(Records from a collection of figures)
=======

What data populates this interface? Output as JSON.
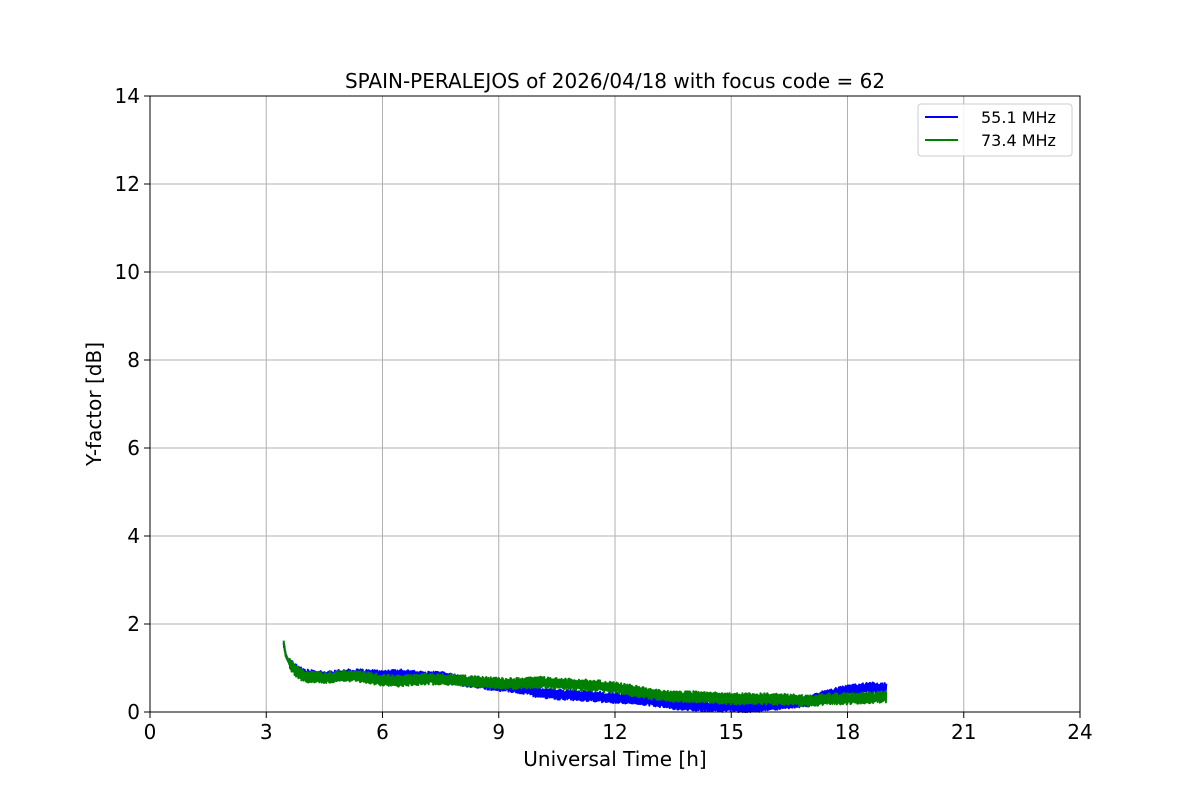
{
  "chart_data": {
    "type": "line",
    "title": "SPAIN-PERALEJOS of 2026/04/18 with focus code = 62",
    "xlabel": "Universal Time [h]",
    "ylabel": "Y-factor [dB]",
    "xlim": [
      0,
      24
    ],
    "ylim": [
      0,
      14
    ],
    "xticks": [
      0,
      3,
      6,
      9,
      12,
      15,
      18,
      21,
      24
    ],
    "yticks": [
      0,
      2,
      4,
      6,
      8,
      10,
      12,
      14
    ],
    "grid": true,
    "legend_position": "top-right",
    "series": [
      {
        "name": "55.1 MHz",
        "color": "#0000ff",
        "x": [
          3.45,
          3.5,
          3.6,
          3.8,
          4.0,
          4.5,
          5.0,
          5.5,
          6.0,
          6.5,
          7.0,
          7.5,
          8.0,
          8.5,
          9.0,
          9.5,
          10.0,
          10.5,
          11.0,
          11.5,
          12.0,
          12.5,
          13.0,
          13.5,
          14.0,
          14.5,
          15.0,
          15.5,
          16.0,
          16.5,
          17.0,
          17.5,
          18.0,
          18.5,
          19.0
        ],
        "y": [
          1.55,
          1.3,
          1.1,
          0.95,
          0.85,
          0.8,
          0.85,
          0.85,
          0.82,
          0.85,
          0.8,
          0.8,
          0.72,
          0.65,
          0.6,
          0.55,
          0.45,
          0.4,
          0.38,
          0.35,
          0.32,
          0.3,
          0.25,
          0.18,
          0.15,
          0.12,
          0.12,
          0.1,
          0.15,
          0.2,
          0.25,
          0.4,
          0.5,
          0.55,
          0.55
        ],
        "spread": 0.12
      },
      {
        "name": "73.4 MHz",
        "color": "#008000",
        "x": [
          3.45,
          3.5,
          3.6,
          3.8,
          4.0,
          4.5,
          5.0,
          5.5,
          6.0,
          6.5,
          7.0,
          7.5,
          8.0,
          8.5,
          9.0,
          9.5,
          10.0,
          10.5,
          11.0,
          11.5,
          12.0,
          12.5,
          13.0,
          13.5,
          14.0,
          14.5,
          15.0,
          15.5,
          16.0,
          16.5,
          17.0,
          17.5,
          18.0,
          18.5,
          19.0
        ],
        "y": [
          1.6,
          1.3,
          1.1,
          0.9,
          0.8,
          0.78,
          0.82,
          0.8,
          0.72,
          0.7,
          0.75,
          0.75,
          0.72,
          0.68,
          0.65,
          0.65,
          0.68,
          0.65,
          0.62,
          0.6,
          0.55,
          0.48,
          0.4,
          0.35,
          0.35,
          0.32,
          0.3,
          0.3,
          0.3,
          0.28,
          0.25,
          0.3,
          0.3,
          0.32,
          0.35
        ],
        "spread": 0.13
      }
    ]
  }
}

=======

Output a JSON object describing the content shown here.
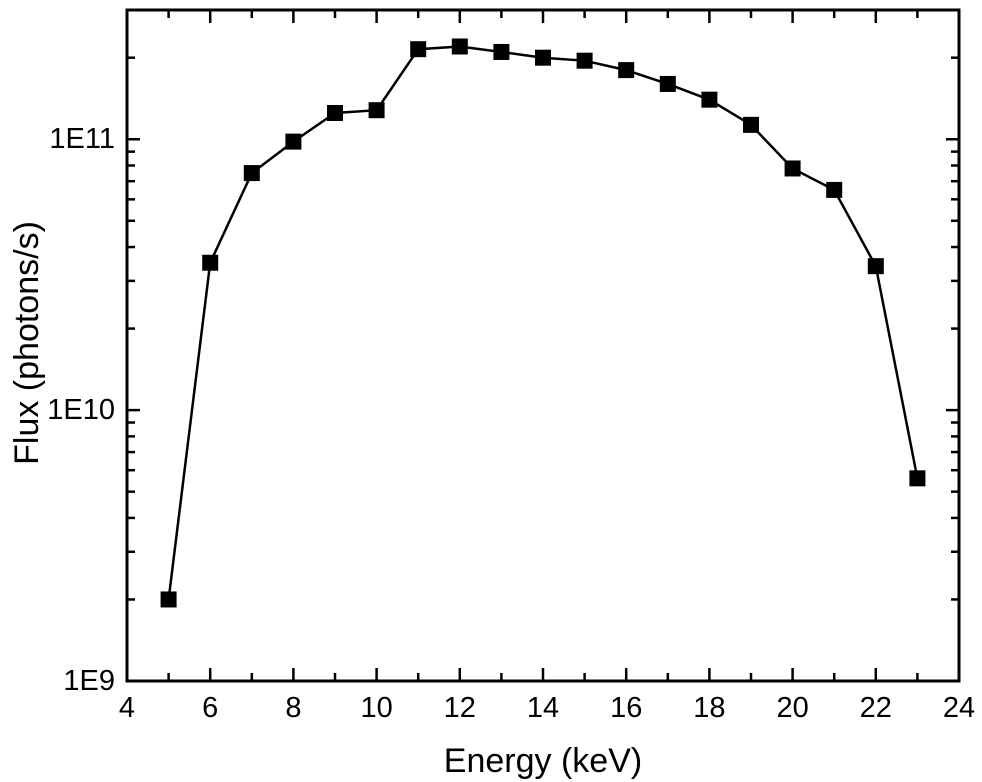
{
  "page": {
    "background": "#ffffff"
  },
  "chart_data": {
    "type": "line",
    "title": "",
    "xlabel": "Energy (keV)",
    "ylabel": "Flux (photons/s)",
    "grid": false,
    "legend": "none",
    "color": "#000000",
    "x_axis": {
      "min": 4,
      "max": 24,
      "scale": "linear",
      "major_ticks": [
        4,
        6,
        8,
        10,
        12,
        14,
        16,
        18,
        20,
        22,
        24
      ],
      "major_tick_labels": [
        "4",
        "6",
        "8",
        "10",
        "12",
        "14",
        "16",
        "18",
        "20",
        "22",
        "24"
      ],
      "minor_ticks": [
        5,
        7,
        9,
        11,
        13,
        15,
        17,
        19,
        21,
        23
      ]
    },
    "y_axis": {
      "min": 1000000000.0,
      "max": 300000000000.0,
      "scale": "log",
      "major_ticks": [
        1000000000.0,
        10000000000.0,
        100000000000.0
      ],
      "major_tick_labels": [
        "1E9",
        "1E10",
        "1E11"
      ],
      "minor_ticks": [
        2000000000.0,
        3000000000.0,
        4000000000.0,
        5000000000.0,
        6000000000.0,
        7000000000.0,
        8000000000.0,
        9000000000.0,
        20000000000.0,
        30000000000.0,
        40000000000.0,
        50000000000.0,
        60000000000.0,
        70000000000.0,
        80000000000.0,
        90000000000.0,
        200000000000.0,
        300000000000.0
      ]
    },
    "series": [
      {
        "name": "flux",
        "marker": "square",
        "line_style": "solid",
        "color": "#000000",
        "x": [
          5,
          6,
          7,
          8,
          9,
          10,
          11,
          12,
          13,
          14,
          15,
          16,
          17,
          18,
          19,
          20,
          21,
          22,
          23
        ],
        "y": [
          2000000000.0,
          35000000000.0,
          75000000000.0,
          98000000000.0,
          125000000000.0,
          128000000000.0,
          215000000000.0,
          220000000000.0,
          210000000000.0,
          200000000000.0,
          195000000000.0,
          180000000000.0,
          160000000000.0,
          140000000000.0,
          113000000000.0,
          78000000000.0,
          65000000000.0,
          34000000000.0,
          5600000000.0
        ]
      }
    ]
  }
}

=======

*Directions for this task*.
Track down every line of the material containing the string "JSON", and copy it.

*Written answer*.
What data populates this interface? Output as JSON.
Output a JSON object describing the content shown here.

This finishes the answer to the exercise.